**WRITTEN INSTRUCTION:**
Repeat the records in full and exactly, omitting pictures.

[Records from a dataset]

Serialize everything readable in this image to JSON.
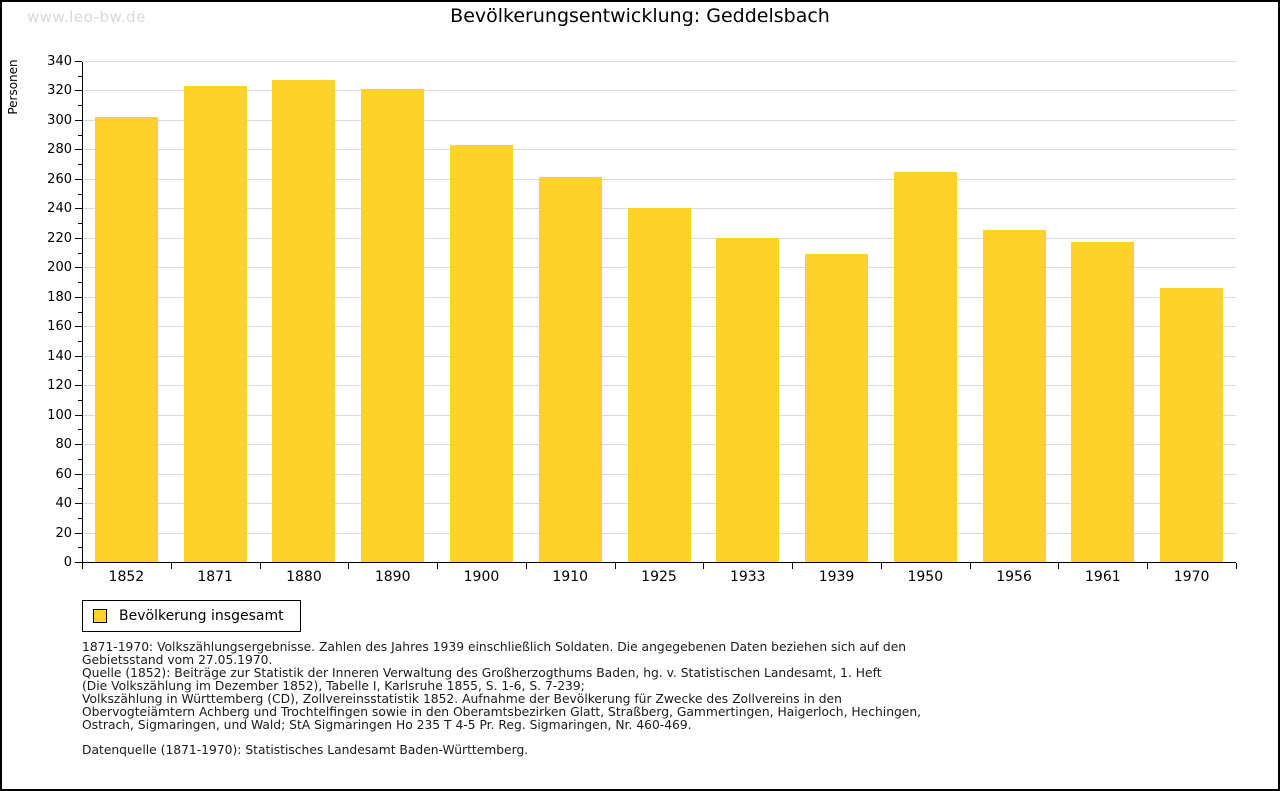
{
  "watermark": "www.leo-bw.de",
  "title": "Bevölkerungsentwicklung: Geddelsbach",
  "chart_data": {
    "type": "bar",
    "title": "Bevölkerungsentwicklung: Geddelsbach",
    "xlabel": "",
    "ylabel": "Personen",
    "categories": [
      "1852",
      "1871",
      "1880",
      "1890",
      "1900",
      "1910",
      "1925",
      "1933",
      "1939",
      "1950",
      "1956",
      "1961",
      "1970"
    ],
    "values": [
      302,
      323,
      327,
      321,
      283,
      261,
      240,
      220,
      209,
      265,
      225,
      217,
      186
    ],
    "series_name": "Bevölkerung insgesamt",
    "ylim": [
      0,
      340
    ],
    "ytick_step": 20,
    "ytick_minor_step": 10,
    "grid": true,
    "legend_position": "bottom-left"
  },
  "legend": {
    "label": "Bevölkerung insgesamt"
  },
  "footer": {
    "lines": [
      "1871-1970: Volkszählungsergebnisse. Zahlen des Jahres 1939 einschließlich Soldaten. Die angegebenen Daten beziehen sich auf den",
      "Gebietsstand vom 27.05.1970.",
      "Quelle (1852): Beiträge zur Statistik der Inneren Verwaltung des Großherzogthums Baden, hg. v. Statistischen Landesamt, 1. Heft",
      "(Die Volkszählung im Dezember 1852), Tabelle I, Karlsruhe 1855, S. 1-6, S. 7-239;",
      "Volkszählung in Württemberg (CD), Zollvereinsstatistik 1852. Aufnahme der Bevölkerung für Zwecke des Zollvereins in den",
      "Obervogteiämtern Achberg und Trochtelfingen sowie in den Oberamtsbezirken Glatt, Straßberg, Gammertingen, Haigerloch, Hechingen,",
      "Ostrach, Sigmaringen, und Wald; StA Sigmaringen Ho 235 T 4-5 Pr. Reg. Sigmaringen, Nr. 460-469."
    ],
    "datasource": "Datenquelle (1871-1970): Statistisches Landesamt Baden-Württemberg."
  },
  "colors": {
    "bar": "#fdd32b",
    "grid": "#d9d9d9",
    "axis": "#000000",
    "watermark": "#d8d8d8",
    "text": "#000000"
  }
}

**FINISHED ANSWER:**
Serialize everything readable in this image to JSON.
{
  "watermark": "www.leo-bw.de",
  "title": "Bevölkerungsentwicklung: Geddelsbach",
  "chart_data": {
    "type": "bar",
    "title": "Bevölkerungsentwicklung: Geddelsbach",
    "xlabel": "",
    "ylabel": "Personen",
    "categories": [
      "1852",
      "1871",
      "1880",
      "1890",
      "1900",
      "1910",
      "1925",
      "1933",
      "1939",
      "1950",
      "1956",
      "1961",
      "1970"
    ],
    "values": [
      302,
      323,
      327,
      321,
      283,
      261,
      240,
      220,
      209,
      265,
      225,
      217,
      186
    ],
    "series_name": "Bevölkerung insgesamt",
    "ylim": [
      0,
      340
    ],
    "ytick_step": 20,
    "ytick_minor_step": 10,
    "grid": true,
    "legend_position": "bottom-left"
  },
  "legend": {
    "label": "Bevölkerung insgesamt"
  },
  "footer": {
    "lines": [
      "1871-1970: Volkszählungsergebnisse. Zahlen des Jahres 1939 einschließlich Soldaten. Die angegebenen Daten beziehen sich auf den",
      "Gebietsstand vom 27.05.1970.",
      "Quelle (1852): Beiträge zur Statistik der Inneren Verwaltung des Großherzogthums Baden, hg. v. Statistischen Landesamt, 1. Heft",
      "(Die Volkszählung im Dezember 1852), Tabelle I, Karlsruhe 1855, S. 1-6, S. 7-239;",
      "Volkszählung in Württemberg (CD), Zollvereinsstatistik 1852. Aufnahme der Bevölkerung für Zwecke des Zollvereins in den",
      "Obervogteiämtern Achberg und Trochtelfingen sowie in den Oberamtsbezirken Glatt, Straßberg, Gammertingen, Haigerloch, Hechingen,",
      "Ostrach, Sigmaringen, und Wald; StA Sigmaringen Ho 235 T 4-5 Pr. Reg. Sigmaringen, Nr. 460-469."
    ],
    "datasource": "Datenquelle (1871-1970): Statistisches Landesamt Baden-Württemberg."
  },
  "colors": {
    "bar": "#fdd32b",
    "grid": "#d9d9d9",
    "axis": "#000000",
    "watermark": "#d8d8d8",
    "text": "#000000"
  }
}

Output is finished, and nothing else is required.